• Written request:
Would you write out the entries below, every one of them, exactly?

• Exercise materials:
******************************

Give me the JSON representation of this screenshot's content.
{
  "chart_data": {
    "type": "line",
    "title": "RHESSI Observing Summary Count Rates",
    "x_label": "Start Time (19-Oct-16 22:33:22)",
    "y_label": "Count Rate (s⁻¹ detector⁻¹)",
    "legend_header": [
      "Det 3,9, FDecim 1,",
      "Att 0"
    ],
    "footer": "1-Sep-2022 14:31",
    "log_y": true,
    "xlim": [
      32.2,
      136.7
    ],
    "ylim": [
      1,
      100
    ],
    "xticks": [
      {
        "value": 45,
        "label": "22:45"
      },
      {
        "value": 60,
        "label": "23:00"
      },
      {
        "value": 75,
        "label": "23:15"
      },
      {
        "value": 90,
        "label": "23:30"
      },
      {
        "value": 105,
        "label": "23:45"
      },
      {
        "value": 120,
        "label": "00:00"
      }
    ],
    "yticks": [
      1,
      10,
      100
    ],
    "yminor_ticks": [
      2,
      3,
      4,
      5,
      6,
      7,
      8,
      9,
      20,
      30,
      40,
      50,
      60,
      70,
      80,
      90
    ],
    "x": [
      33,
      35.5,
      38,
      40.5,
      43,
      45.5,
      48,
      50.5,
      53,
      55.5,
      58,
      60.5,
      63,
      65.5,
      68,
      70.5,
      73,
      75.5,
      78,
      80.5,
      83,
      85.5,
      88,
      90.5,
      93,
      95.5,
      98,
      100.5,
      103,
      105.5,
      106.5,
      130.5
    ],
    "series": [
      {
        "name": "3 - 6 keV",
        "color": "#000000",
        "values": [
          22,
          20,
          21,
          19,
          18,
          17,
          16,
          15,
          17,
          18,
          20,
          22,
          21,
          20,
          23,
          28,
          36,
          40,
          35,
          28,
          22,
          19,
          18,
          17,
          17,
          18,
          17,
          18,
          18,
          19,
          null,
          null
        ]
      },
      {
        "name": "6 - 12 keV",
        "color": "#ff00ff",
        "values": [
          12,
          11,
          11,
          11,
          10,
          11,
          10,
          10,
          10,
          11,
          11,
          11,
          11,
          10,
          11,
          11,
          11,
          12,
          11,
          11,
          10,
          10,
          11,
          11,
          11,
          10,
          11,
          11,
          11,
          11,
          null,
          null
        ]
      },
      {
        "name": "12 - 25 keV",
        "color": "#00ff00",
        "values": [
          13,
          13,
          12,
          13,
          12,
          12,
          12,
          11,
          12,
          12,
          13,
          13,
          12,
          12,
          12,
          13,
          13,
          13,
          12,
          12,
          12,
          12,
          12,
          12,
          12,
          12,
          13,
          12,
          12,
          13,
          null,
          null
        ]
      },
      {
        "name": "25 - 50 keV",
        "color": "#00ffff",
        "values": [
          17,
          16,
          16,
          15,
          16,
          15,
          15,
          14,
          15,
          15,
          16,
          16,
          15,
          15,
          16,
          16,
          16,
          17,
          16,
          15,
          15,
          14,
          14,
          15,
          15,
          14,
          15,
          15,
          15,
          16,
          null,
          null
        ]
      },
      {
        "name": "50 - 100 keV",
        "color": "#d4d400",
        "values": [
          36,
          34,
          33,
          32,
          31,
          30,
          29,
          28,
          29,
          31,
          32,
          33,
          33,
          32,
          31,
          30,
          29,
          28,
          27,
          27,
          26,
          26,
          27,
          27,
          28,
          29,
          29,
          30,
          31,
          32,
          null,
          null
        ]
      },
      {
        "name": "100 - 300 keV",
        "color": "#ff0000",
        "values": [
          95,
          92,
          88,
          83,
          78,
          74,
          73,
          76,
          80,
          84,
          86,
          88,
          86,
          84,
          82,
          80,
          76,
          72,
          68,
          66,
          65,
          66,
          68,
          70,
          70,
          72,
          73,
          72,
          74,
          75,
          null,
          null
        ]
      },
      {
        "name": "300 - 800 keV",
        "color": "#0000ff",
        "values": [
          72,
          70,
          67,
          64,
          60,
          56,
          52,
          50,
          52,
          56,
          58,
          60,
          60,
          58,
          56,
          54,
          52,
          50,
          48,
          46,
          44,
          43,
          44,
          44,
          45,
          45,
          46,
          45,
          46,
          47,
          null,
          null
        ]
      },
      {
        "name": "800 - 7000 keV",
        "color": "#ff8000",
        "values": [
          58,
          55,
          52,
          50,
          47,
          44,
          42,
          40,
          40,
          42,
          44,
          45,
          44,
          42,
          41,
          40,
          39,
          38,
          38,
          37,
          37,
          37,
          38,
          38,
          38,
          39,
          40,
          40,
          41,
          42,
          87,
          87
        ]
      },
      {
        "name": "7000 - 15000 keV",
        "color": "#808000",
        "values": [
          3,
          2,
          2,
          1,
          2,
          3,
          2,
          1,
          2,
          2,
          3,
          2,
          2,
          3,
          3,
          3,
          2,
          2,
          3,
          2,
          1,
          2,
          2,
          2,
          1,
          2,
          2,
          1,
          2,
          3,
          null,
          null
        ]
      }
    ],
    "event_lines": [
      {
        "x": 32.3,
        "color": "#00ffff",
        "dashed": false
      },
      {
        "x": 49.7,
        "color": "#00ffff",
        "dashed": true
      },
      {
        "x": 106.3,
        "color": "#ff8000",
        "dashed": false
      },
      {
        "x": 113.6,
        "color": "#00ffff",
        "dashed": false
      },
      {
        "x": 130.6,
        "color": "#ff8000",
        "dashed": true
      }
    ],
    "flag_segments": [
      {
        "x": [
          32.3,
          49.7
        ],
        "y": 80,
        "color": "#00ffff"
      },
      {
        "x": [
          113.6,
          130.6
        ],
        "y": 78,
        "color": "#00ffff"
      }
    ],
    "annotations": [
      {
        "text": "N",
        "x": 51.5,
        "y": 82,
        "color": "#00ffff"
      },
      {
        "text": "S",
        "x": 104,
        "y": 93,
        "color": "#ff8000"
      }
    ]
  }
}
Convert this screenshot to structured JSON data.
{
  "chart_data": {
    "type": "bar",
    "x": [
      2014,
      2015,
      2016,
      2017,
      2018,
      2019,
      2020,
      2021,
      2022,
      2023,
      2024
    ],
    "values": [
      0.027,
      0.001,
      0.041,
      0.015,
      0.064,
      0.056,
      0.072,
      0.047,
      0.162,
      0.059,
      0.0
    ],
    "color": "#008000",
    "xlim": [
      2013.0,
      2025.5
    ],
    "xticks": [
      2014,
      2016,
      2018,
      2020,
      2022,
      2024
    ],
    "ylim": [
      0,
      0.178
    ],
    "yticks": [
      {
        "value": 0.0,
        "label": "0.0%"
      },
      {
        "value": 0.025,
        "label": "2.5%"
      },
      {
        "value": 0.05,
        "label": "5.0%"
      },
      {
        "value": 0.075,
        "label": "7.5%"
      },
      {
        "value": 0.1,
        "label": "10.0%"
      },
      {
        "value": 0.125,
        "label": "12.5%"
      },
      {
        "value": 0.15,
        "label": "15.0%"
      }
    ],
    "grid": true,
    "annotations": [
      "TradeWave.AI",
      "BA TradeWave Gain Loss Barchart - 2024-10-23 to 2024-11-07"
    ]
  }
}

******************************

• Response for this exercise:
Give me the JSON representation of this screenshot's content.
{
  "chart_data": {
    "type": "line",
    "title": "RHESSI Observing Summary Count Rates",
    "x_label": "Start Time (19-Oct-16 22:33:22)",
    "y_label": "Count Rate (s⁻¹ detector⁻¹)",
    "legend_header": [
      "Det 3,9, FDecim 1,",
      "Att 0"
    ],
    "footer": "1-Sep-2022 14:31",
    "log_y": true,
    "xlim": [
      32.2,
      136.7
    ],
    "ylim": [
      1,
      100
    ],
    "xticks": [
      {
        "value": 45,
        "label": "22:45"
      },
      {
        "value": 60,
        "label": "23:00"
      },
      {
        "value": 75,
        "label": "23:15"
      },
      {
        "value": 90,
        "label": "23:30"
      },
      {
        "value": 105,
        "label": "23:45"
      },
      {
        "value": 120,
        "label": "00:00"
      }
    ],
    "yticks": [
      1,
      10,
      100
    ],
    "yminor_ticks": [
      2,
      3,
      4,
      5,
      6,
      7,
      8,
      9,
      20,
      30,
      40,
      50,
      60,
      70,
      80,
      90
    ],
    "x": [
      33,
      35.5,
      38,
      40.5,
      43,
      45.5,
      48,
      50.5,
      53,
      55.5,
      58,
      60.5,
      63,
      65.5,
      68,
      70.5,
      73,
      75.5,
      78,
      80.5,
      83,
      85.5,
      88,
      90.5,
      93,
      95.5,
      98,
      100.5,
      103,
      105.5,
      106.5,
      130.5
    ],
    "series": [
      {
        "name": "3 - 6 keV",
        "color": "#000000",
        "values": [
          22,
          20,
          21,
          19,
          18,
          17,
          16,
          15,
          17,
          18,
          20,
          22,
          21,
          20,
          23,
          28,
          36,
          40,
          35,
          28,
          22,
          19,
          18,
          17,
          17,
          18,
          17,
          18,
          18,
          19,
          null,
          null
        ]
      },
      {
        "name": "6 - 12 keV",
        "color": "#ff00ff",
        "values": [
          12,
          11,
          11,
          11,
          10,
          11,
          10,
          10,
          10,
          11,
          11,
          11,
          11,
          10,
          11,
          11,
          11,
          12,
          11,
          11,
          10,
          10,
          11,
          11,
          11,
          10,
          11,
          11,
          11,
          11,
          null,
          null
        ]
      },
      {
        "name": "12 - 25 keV",
        "color": "#00ff00",
        "values": [
          13,
          13,
          12,
          13,
          12,
          12,
          12,
          11,
          12,
          12,
          13,
          13,
          12,
          12,
          12,
          13,
          13,
          13,
          12,
          12,
          12,
          12,
          12,
          12,
          12,
          12,
          13,
          12,
          12,
          13,
          null,
          null
        ]
      },
      {
        "name": "25 - 50 keV",
        "color": "#00ffff",
        "values": [
          17,
          16,
          16,
          15,
          16,
          15,
          15,
          14,
          15,
          15,
          16,
          16,
          15,
          15,
          16,
          16,
          16,
          17,
          16,
          15,
          15,
          14,
          14,
          15,
          15,
          14,
          15,
          15,
          15,
          16,
          null,
          null
        ]
      },
      {
        "name": "50 - 100 keV",
        "color": "#d4d400",
        "values": [
          36,
          34,
          33,
          32,
          31,
          30,
          29,
          28,
          29,
          31,
          32,
          33,
          33,
          32,
          31,
          30,
          29,
          28,
          27,
          27,
          26,
          26,
          27,
          27,
          28,
          29,
          29,
          30,
          31,
          32,
          null,
          null
        ]
      },
      {
        "name": "100 - 300 keV",
        "color": "#ff0000",
        "values": [
          95,
          92,
          88,
          83,
          78,
          74,
          73,
          76,
          80,
          84,
          86,
          88,
          86,
          84,
          82,
          80,
          76,
          72,
          68,
          66,
          65,
          66,
          68,
          70,
          70,
          72,
          73,
          72,
          74,
          75,
          null,
          null
        ]
      },
      {
        "name": "300 - 800 keV",
        "color": "#0000ff",
        "values": [
          72,
          70,
          67,
          64,
          60,
          56,
          52,
          50,
          52,
          56,
          58,
          60,
          60,
          58,
          56,
          54,
          52,
          50,
          48,
          46,
          44,
          43,
          44,
          44,
          45,
          45,
          46,
          45,
          46,
          47,
          null,
          null
        ]
      },
      {
        "name": "800 - 7000 keV",
        "color": "#ff8000",
        "values": [
          58,
          55,
          52,
          50,
          47,
          44,
          42,
          40,
          40,
          42,
          44,
          45,
          44,
          42,
          41,
          40,
          39,
          38,
          38,
          37,
          37,
          37,
          38,
          38,
          38,
          39,
          40,
          40,
          41,
          42,
          87,
          87
        ]
      },
      {
        "name": "7000 - 15000 keV",
        "color": "#808000",
        "values": [
          3,
          2,
          2,
          1,
          2,
          3,
          2,
          1,
          2,
          2,
          3,
          2,
          2,
          3,
          3,
          3,
          2,
          2,
          3,
          2,
          1,
          2,
          2,
          2,
          1,
          2,
          2,
          1,
          2,
          3,
          null,
          null
        ]
      }
    ],
    "event_lines": [
      {
        "x": 32.3,
        "color": "#00ffff",
        "dashed": false
      },
      {
        "x": 49.7,
        "color": "#00ffff",
        "dashed": true
      },
      {
        "x": 106.3,
        "color": "#ff8000",
        "dashed": false
      },
      {
        "x": 113.6,
        "color": "#00ffff",
        "dashed": false
      },
      {
        "x": 130.6,
        "color": "#ff8000",
        "dashed": true
      }
    ],
    "flag_segments": [
      {
        "x": [
          32.3,
          49.7
        ],
        "y": 80,
        "color": "#00ffff"
      },
      {
        "x": [
          113.6,
          130.6
        ],
        "y": 78,
        "color": "#00ffff"
      }
    ],
    "annotations": [
      {
        "text": "N",
        "x": 51.5,
        "y": 82,
        "color": "#00ffff"
      },
      {
        "text": "S",
        "x": 104,
        "y": 93,
        "color": "#ff8000"
      }
    ]
  }
}
Convert this screenshot to structured JSON data.
{
  "chart_data": {
    "type": "bar",
    "x": [
      2014,
      2015,
      2016,
      2017,
      2018,
      2019,
      2020,
      2021,
      2022,
      2023,
      2024
    ],
    "values": [
      0.027,
      0.001,
      0.041,
      0.015,
      0.064,
      0.056,
      0.072,
      0.047,
      0.162,
      0.059,
      0.0
    ],
    "color": "#008000",
    "xlim": [
      2013.0,
      2025.5
    ],
    "xticks": [
      2014,
      2016,
      2018,
      2020,
      2022,
      2024
    ],
    "ylim": [
      0,
      0.178
    ],
    "yticks": [
      {
        "value": 0.0,
        "label": "0.0%"
      },
      {
        "value": 0.025,
        "label": "2.5%"
      },
      {
        "value": 0.05,
        "label": "5.0%"
      },
      {
        "value": 0.075,
        "label": "7.5%"
      },
      {
        "value": 0.1,
        "label": "10.0%"
      },
      {
        "value": 0.125,
        "label": "12.5%"
      },
      {
        "value": 0.15,
        "label": "15.0%"
      }
    ],
    "grid": true,
    "annotations": [
      "TradeWave.AI",
      "BA TradeWave Gain Loss Barchart - 2024-10-23 to 2024-11-07"
    ]
  }
}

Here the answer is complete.